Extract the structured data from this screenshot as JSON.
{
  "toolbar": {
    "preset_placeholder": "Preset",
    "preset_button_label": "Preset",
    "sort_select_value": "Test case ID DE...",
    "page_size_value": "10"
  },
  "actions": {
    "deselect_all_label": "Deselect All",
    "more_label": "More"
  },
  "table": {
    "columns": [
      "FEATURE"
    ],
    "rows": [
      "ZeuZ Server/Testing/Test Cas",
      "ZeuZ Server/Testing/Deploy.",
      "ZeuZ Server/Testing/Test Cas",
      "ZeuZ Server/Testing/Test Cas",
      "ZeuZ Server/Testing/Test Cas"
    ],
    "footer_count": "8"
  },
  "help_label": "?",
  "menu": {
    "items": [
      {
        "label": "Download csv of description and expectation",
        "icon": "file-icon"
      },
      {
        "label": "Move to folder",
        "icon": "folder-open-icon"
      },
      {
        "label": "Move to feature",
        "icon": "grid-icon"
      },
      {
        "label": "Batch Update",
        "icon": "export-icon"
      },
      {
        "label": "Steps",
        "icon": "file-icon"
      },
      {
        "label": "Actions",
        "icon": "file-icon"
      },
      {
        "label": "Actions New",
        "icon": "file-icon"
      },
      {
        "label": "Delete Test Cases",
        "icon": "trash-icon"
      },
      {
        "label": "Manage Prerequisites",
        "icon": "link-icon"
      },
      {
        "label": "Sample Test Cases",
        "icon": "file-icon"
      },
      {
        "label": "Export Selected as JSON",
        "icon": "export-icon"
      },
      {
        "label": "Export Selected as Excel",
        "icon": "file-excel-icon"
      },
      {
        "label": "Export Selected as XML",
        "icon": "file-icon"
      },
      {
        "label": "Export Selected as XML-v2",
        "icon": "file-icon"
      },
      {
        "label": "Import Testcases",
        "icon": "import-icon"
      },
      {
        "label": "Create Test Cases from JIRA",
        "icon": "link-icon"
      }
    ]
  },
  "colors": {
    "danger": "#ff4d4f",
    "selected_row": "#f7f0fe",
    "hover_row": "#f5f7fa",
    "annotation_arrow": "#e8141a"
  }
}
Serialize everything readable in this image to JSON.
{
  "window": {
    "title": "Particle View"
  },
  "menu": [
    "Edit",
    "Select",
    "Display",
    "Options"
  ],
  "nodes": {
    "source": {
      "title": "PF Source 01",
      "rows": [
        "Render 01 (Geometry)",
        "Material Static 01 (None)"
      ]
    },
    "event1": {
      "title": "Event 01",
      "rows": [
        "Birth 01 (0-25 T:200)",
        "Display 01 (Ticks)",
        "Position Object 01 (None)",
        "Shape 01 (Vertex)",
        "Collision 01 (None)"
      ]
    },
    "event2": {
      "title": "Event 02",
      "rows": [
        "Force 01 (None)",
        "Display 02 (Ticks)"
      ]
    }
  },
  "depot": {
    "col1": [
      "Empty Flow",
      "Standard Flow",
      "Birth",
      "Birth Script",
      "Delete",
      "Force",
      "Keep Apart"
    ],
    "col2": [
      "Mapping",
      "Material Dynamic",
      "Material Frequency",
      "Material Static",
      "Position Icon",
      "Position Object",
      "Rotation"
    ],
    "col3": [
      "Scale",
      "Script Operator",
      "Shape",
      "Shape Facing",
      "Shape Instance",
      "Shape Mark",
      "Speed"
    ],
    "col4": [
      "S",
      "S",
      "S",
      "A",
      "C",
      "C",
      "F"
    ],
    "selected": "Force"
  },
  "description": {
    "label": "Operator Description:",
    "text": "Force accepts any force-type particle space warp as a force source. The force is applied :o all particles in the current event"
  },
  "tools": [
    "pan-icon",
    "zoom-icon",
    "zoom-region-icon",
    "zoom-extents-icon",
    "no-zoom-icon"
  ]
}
————
→ Given task:
How many of the lines above contain the string "from"? Give the number only.

→ Response for this exercise:
2